> **DIRECTIVE**:
Pick out every line in the material below that contains the string "scrollbar", and copy each of those lines in full.
━━━━━━━━━━━━━━━━━━━━
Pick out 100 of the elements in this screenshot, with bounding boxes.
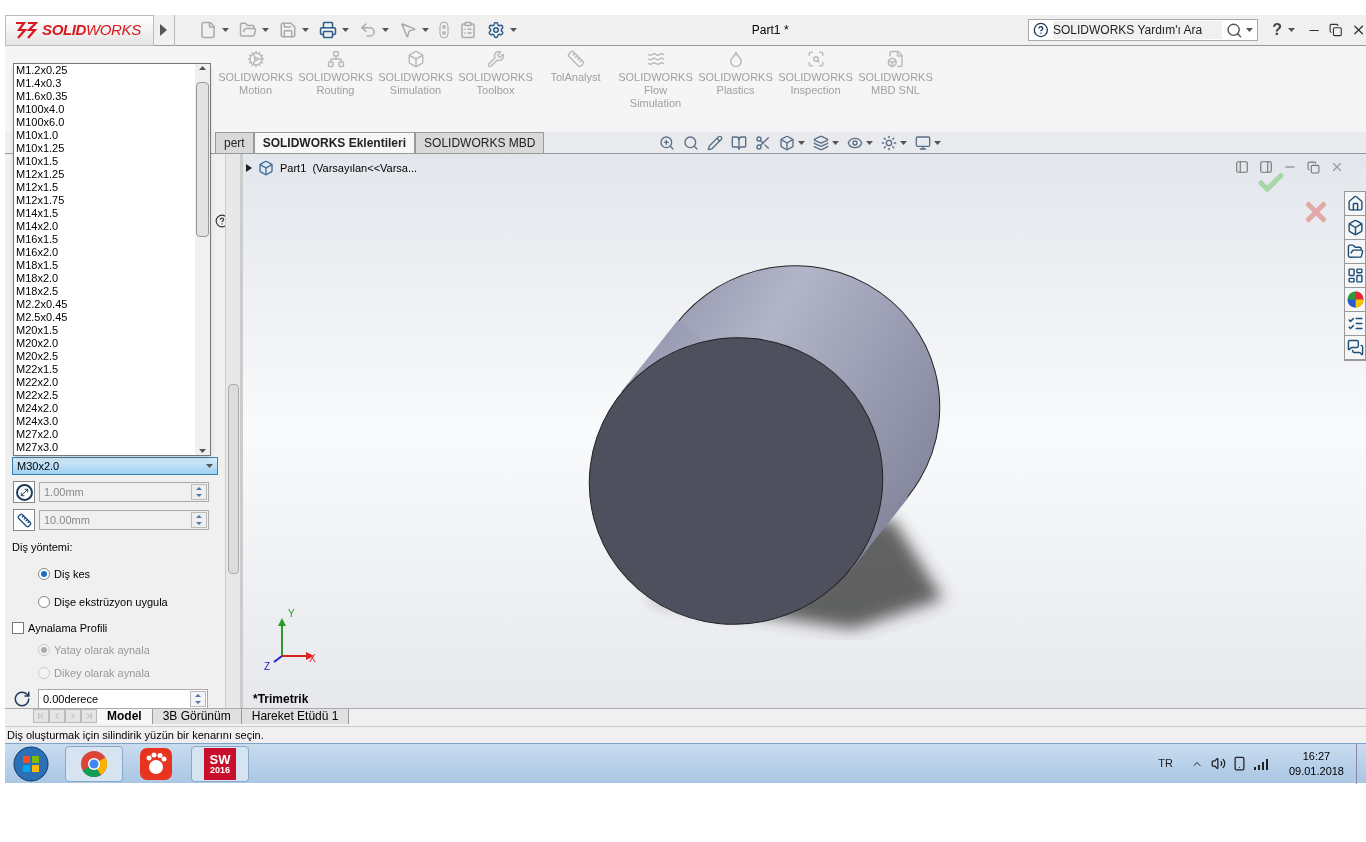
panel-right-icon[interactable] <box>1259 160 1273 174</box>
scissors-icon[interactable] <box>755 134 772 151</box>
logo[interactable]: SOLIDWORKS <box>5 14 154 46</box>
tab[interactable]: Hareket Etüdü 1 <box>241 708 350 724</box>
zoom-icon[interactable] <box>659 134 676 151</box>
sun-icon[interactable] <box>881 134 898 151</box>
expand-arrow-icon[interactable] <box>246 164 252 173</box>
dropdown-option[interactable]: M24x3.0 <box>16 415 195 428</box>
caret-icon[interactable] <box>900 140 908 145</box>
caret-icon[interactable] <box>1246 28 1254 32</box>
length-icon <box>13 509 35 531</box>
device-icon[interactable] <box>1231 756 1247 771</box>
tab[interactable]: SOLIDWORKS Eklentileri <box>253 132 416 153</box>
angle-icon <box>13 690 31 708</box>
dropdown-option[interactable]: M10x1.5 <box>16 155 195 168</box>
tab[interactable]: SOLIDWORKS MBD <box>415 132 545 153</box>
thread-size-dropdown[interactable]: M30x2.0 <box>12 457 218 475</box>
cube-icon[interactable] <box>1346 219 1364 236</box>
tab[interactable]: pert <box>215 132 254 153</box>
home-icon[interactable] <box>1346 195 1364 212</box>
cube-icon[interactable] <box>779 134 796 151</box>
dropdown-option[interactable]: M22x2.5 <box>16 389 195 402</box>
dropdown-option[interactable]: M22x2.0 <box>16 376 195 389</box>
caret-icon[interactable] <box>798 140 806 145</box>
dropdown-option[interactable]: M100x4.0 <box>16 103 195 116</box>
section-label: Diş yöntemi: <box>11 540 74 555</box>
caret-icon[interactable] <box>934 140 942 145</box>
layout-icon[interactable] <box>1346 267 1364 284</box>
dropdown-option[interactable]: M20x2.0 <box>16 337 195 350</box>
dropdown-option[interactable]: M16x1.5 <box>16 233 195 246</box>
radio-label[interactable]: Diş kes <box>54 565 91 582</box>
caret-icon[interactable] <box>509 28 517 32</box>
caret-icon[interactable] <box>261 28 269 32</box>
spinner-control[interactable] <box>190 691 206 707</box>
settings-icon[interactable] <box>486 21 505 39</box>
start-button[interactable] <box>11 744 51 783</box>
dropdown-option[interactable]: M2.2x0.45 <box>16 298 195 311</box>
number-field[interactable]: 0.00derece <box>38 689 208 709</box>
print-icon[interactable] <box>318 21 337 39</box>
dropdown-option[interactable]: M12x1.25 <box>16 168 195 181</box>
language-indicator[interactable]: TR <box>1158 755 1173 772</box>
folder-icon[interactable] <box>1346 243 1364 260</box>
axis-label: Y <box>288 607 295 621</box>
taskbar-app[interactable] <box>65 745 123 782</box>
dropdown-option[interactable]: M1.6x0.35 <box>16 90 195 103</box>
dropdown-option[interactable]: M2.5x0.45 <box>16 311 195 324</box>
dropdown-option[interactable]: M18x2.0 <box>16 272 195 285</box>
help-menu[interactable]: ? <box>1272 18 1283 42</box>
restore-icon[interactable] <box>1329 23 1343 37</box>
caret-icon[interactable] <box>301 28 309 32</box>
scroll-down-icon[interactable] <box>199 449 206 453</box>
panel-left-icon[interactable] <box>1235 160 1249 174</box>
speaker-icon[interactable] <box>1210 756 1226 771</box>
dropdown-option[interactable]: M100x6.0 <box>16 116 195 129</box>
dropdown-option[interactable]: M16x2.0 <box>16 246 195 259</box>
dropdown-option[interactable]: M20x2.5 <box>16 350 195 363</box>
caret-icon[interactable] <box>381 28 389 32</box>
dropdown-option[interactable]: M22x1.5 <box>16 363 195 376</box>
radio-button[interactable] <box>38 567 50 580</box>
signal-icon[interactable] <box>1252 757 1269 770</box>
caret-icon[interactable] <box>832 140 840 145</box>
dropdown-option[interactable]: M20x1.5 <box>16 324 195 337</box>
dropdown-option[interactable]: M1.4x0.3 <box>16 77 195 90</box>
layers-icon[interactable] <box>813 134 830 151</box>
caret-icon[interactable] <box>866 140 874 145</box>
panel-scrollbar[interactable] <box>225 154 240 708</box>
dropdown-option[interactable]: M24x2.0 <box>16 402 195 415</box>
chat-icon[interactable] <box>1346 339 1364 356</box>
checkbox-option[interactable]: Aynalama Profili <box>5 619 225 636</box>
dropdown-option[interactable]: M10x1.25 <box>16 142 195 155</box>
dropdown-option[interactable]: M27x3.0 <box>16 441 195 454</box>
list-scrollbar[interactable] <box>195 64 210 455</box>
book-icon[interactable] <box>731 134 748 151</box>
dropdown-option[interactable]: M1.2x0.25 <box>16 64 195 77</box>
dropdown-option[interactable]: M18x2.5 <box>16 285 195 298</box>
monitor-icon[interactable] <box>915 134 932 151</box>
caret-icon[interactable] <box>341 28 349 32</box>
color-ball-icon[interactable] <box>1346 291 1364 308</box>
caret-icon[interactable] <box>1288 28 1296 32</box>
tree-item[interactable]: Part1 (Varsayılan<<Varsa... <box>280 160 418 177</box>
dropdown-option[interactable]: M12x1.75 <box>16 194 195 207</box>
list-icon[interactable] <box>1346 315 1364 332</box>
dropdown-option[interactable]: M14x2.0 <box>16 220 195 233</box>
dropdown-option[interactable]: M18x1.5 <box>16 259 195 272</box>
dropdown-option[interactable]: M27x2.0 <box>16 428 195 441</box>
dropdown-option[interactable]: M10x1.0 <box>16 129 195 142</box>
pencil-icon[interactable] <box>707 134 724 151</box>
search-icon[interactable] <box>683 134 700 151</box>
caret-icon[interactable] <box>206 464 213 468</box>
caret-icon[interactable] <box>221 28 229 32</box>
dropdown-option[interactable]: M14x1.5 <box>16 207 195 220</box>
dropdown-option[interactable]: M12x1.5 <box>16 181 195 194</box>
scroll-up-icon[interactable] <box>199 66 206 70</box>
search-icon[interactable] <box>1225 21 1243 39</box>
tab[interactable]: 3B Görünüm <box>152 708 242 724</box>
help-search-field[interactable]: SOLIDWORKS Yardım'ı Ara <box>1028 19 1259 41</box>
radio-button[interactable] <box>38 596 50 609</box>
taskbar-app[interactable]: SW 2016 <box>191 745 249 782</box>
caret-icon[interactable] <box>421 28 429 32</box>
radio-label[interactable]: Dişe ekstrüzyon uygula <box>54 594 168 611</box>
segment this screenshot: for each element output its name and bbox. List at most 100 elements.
━━━━━━━━━━━━━━━━━━━━
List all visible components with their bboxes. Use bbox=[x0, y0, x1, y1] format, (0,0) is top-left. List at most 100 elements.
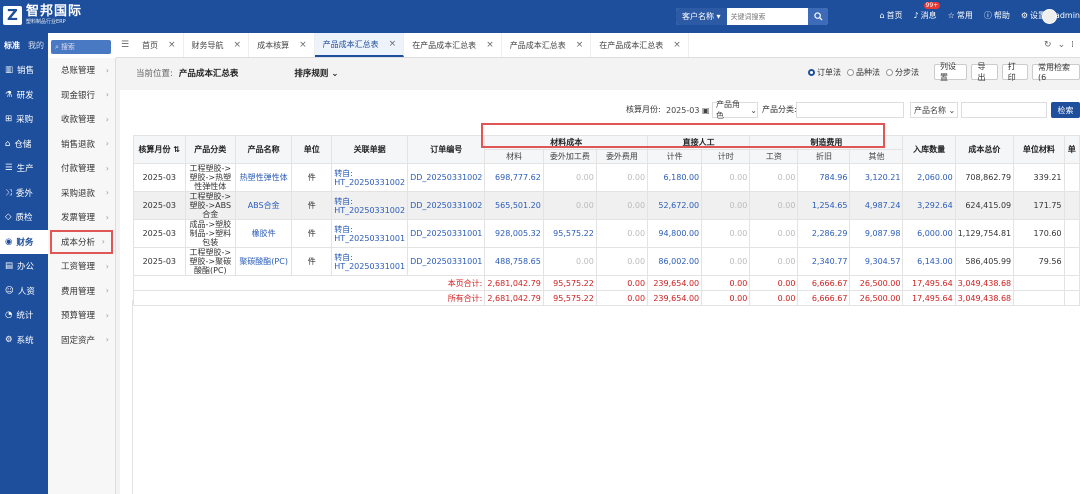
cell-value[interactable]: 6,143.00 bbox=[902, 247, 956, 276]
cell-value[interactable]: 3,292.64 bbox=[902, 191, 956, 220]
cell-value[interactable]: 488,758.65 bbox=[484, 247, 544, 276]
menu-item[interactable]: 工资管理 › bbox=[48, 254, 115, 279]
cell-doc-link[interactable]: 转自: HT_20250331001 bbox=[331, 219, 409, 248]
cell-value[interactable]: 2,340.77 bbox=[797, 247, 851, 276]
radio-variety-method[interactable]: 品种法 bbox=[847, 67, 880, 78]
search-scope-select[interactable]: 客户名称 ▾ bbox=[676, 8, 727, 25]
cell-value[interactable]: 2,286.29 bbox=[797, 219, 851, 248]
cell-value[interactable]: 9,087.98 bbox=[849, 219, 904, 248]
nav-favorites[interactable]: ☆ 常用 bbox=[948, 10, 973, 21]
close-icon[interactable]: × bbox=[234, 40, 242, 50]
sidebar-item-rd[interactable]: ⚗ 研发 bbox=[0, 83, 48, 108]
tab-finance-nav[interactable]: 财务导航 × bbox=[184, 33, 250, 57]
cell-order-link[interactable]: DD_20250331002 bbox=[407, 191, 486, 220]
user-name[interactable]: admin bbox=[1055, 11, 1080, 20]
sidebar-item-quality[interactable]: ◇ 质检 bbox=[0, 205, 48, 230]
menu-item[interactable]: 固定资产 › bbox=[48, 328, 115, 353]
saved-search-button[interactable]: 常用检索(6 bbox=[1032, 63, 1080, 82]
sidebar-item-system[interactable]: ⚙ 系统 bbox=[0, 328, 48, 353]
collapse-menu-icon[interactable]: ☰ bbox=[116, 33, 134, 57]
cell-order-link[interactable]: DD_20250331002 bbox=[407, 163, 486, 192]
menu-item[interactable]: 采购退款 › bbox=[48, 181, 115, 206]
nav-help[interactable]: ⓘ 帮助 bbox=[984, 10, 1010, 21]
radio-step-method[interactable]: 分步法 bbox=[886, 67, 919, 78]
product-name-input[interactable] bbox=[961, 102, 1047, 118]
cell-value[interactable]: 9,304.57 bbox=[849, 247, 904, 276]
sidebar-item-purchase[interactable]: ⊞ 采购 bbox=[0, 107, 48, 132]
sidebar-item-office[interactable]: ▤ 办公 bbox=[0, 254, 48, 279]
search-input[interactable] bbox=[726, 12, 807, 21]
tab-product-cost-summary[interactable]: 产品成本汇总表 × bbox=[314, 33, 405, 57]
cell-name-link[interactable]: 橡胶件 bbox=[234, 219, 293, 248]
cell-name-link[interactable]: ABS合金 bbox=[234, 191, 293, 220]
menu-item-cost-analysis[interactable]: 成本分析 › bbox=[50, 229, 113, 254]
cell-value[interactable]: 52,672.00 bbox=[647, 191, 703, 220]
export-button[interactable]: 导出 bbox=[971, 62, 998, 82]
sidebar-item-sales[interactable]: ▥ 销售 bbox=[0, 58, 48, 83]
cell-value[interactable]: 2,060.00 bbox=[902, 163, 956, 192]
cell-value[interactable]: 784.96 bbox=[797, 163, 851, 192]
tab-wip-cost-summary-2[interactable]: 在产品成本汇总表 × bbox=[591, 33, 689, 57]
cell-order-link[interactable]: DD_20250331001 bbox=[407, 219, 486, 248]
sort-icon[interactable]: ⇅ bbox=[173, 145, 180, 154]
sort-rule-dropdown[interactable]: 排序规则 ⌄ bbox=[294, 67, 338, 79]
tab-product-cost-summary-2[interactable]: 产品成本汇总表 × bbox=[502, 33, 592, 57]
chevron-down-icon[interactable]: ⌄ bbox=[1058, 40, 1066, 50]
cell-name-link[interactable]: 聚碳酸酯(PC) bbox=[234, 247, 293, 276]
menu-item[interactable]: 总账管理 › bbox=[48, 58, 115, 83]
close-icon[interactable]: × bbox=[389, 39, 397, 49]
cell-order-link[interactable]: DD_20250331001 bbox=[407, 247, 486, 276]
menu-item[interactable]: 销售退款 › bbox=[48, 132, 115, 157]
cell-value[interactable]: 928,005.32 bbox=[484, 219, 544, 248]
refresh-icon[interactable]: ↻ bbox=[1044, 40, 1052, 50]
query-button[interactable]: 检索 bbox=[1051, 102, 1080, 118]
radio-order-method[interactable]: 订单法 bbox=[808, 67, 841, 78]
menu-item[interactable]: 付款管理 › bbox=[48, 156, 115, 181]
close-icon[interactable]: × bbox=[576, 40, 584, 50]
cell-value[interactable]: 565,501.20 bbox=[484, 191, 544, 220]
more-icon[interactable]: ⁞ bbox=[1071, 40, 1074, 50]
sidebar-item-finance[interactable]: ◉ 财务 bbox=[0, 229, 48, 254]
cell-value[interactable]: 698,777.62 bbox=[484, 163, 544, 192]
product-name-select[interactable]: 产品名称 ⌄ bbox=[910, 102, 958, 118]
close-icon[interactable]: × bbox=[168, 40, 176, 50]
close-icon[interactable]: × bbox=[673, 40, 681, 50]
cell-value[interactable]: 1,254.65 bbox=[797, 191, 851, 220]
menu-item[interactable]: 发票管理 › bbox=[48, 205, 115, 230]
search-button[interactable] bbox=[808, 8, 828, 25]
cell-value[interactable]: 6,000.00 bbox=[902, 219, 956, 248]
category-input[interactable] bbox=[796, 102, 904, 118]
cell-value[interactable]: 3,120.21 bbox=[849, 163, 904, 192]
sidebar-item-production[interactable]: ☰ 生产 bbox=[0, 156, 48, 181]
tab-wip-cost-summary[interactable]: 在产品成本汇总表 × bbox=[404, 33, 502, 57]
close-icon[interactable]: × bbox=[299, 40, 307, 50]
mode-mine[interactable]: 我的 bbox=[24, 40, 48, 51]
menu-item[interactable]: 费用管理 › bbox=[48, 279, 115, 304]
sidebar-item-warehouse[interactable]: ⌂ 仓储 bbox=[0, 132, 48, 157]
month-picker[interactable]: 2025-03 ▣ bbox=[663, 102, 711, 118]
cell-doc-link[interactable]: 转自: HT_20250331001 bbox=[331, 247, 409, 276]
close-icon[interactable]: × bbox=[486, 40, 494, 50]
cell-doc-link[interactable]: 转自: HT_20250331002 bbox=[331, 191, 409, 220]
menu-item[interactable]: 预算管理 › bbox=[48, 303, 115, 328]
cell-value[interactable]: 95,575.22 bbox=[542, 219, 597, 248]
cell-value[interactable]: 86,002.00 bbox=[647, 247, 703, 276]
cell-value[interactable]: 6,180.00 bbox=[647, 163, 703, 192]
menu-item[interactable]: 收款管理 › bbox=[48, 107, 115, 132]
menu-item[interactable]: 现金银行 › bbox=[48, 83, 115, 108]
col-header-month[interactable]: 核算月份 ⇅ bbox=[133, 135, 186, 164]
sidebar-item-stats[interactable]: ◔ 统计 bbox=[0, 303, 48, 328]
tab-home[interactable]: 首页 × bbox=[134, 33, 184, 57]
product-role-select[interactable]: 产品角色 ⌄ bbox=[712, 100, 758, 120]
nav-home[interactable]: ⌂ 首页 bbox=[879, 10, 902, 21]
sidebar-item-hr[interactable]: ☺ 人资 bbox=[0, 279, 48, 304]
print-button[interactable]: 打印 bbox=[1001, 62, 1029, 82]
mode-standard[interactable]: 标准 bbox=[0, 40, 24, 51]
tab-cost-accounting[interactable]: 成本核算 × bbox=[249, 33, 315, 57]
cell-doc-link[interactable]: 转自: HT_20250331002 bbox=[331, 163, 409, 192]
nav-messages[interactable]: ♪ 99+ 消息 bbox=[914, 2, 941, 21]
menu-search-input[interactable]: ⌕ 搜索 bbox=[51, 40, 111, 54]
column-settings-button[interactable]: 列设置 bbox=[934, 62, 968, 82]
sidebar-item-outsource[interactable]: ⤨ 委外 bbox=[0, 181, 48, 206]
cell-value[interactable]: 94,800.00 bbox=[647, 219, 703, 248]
━━━━━━━━━━━━━━━━━━━━
> **CORRECT RESULT**:
panel-scrollbar[interactable] <box>225 154 240 708</box>
list-scrollbar[interactable] <box>195 64 210 455</box>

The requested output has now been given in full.